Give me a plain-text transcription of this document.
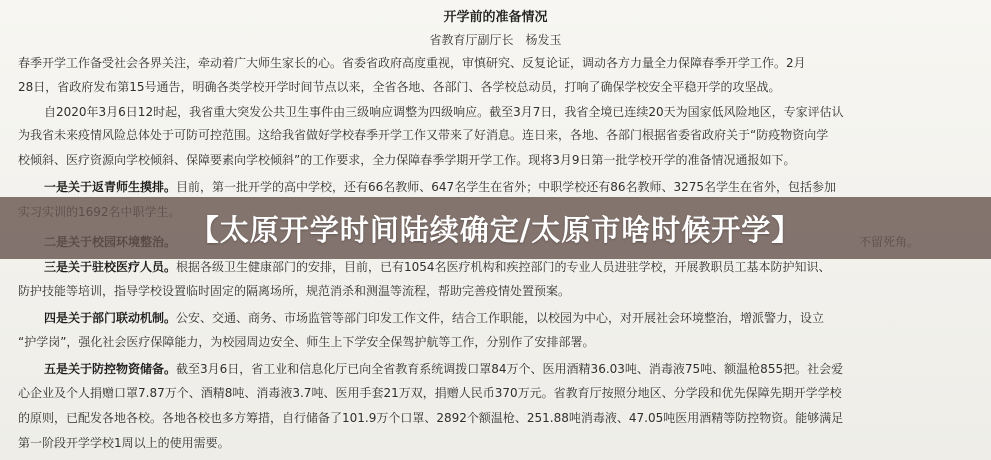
开学前的准备情况

省教育厅副厅长　杨发玉

春季开学工作备受社会各界关注，牵动着广大师生家长的心。省委省政府高度重视，审慎研究、反复论证，调动各方力量全力保障春季开学工作。2月

28日，省政府发布第15号通告，明确各类学校开学时间节点以来，全省各地、各部门、各学校总动员，打响了确保学校安全平稳开学的攻坚战。

自2020年3月6日12时起，我省重大突发公共卫生事件由三级响应调整为四级响应。截至3月7日，我省全境已连续20天为国家低风险地区，专家评估认

为我省未来疫情风险总体处于可防可控范围。这给我省做好学校春季开学工作又带来了好消息。连日来，各地、各部门根据省委省政府关于“防疫物资向学

校倾斜、医疗资源向学校倾斜、保障要素向学校倾斜”的工作要求，全力保障春季学期开学工作。现将3月9日第一批学校开学的准备情况通报如下。

一是关于返青师生摸排。目前，第一批开学的高中学校，还有66名教师、647名学生在省外；中职学校还有86名教师、3275名学生在省外，包括参加

三是关于驻校医疗人员。根据各级卫生健康部门的安排，目前，已有1054名医疗机构和疾控部门的专业人员进驻学校，开展教职员工基本防护知识、

防护技能等培训，指导学校设置临时固定的隔离场所，规范消杀和测温等流程，帮助完善疫情处置预案。

四是关于部门联动机制。公安、交通、商务、市场监管等部门印发工作文件，结合工作职能，以校园为中心，对开展社会环境整治，增派警力，设立

“护学岗”，强化社会医疗保障能力，为校园周边安全、师生上下学安全保驾护航等工作，分别作了安排部署。

五是关于防控物资储备。截至3月6日，省工业和信息化厅已向全省教育系统调拨口罩84万个、医用酒精36.03吨、消毒液75吨、额温枪855把。社会爱

心企业及个人捐赠口罩7.87万个、酒精8吨、消毒液3.7吨、医用手套21万双，捐赠人民币370万元。省教育厅按照分地区、分学段和优先保障先期开学学校

的原则，已配发各地各校。各地各校也多方筹措，自行储备了101.9万个口罩、2892个额温枪、251.88吨消毒液、47.05吨医用酒精等防控物资。能够满足

第一阶段开学学校1周以上的使用需要。

【太原开学时间陆续确定/太原市啥时候开学】
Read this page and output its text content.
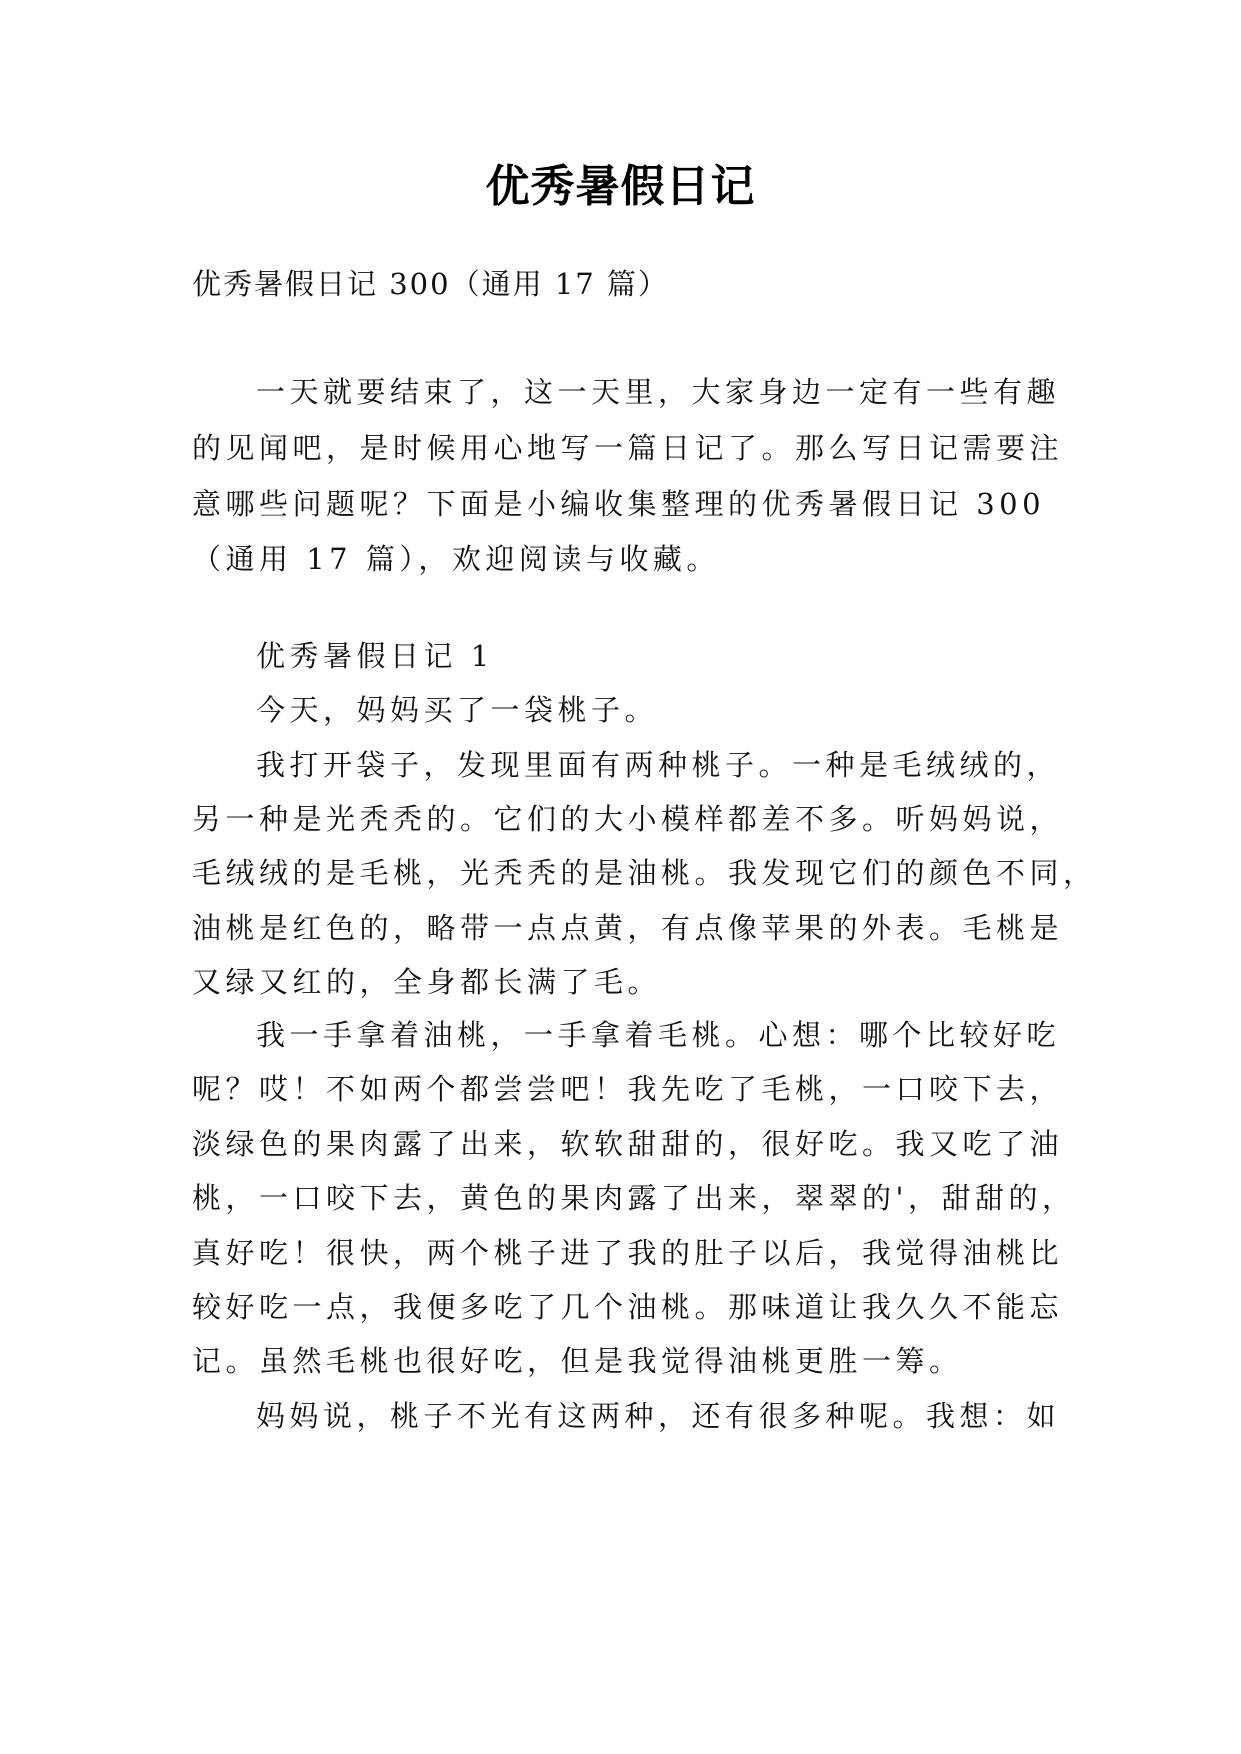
优秀暑假日记
优秀暑假日记 300（通用 17 篇）
一天就要结束了，这一天里，大家身边一定有一些有趣
的见闻吧，是时候用心地写一篇日记了。那么写日记需要注
意哪些问题呢？下面是小编收集整理的优秀暑假日记 300
（通用 17 篇），欢迎阅读与收藏。
优秀暑假日记 1
今天，妈妈买了一袋桃子。
我打开袋子，发现里面有两种桃子。一种是毛绒绒的，
另一种是光秃秃的。它们的大小模样都差不多。听妈妈说，
毛绒绒的是毛桃，光秃秃的是油桃。我发现它们的颜色不同，
油桃是红色的，略带一点点黄，有点像苹果的外表。毛桃是
又绿又红的，全身都长满了毛。
我一手拿着油桃，一手拿着毛桃。心想：哪个比较好吃
呢？哎！不如两个都尝尝吧！我先吃了毛桃，一口咬下去，
淡绿色的果肉露了出来，软软甜甜的，很好吃。我又吃了油
桃，一口咬下去，黄色的果肉露了出来，翠翠的'，甜甜的，
真好吃！很快，两个桃子进了我的肚子以后，我觉得油桃比
较好吃一点，我便多吃了几个油桃。那味道让我久久不能忘
记。虽然毛桃也很好吃，但是我觉得油桃更胜一筹。
妈妈说，桃子不光有这两种，还有很多种呢。我想：如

——————

• [Requirements]: Quote every record above exactly, leaving out any pictures.

• [Result]:
Give me a plain-text transcription of this document.
开学前的准备情况

省教育厅副厅长　杨发玉

春季开学工作备受社会各界关注，牵动着广大师生家长的心。省委省政府高度重视，审慎研究、反复论证，调动各方力量全力保障春季开学工作。2月

28日，省政府发布第15号通告，明确各类学校开学时间节点以来，全省各地、各部门、各学校总动员，打响了确保学校安全平稳开学的攻坚战。

自2020年3月6日12时起，我省重大突发公共卫生事件由三级响应调整为四级响应。截至3月7日，我省全境已连续20天为国家低风险地区，专家评估认

为我省未来疫情风险总体处于可防可控范围。这给我省做好学校春季开学工作又带来了好消息。连日来，各地、各部门根据省委省政府关于“防疫物资向学

校倾斜、医疗资源向学校倾斜、保障要素向学校倾斜”的工作要求，全力保障春季学期开学工作。现将3月9日第一批学校开学的准备情况通报如下。

一是关于返青师生摸排。目前，第一批开学的高中学校，还有66名教师、647名学生在省外；中职学校还有86名教师、3275名学生在省外，包括参加

三是关于驻校医疗人员。根据各级卫生健康部门的安排，目前，已有1054名医疗机构和疾控部门的专业人员进驻学校，开展教职员工基本防护知识、

防护技能等培训，指导学校设置临时固定的隔离场所，规范消杀和测温等流程，帮助完善疫情处置预案。

四是关于部门联动机制。公安、交通、商务、市场监管等部门印发工作文件，结合工作职能，以校园为中心，对开展社会环境整治，增派警力，设立

“护学岗”，强化社会医疗保障能力，为校园周边安全、师生上下学安全保驾护航等工作，分别作了安排部署。

五是关于防控物资储备。截至3月6日，省工业和信息化厅已向全省教育系统调拨口罩84万个、医用酒精36.03吨、消毒液75吨、额温枪855把。社会爱

心企业及个人捐赠口罩7.87万个、酒精8吨、消毒液3.7吨、医用手套21万双，捐赠人民币370万元。省教育厅按照分地区、分学段和优先保障先期开学学校

的原则，已配发各地各校。各地各校也多方筹措，自行储备了101.9万个口罩、2892个额温枪、251.88吨消毒液、47.05吨医用酒精等防控物资。能够满足

第一阶段开学学校1周以上的使用需要。

【太原开学时间陆续确定/太原市啥时候开学】
Read this page and output its text content.
优秀暑假日记
优秀暑假日记 300（通用 17 篇）
一天就要结束了，这一天里，大家身边一定有一些有趣
的见闻吧，是时候用心地写一篇日记了。那么写日记需要注
意哪些问题呢？下面是小编收集整理的优秀暑假日记 300
（通用 17 篇），欢迎阅读与收藏。
优秀暑假日记 1
今天，妈妈买了一袋桃子。
我打开袋子，发现里面有两种桃子。一种是毛绒绒的，
另一种是光秃秃的。它们的大小模样都差不多。听妈妈说，
毛绒绒的是毛桃，光秃秃的是油桃。我发现它们的颜色不同，
油桃是红色的，略带一点点黄，有点像苹果的外表。毛桃是
又绿又红的，全身都长满了毛。
我一手拿着油桃，一手拿着毛桃。心想：哪个比较好吃
呢？哎！不如两个都尝尝吧！我先吃了毛桃，一口咬下去，
淡绿色的果肉露了出来，软软甜甜的，很好吃。我又吃了油
桃，一口咬下去，黄色的果肉露了出来，翠翠的'，甜甜的，
真好吃！很快，两个桃子进了我的肚子以后，我觉得油桃比
较好吃一点，我便多吃了几个油桃。那味道让我久久不能忘
记。虽然毛桃也很好吃，但是我觉得油桃更胜一筹。
妈妈说，桃子不光有这两种，还有很多种呢。我想：如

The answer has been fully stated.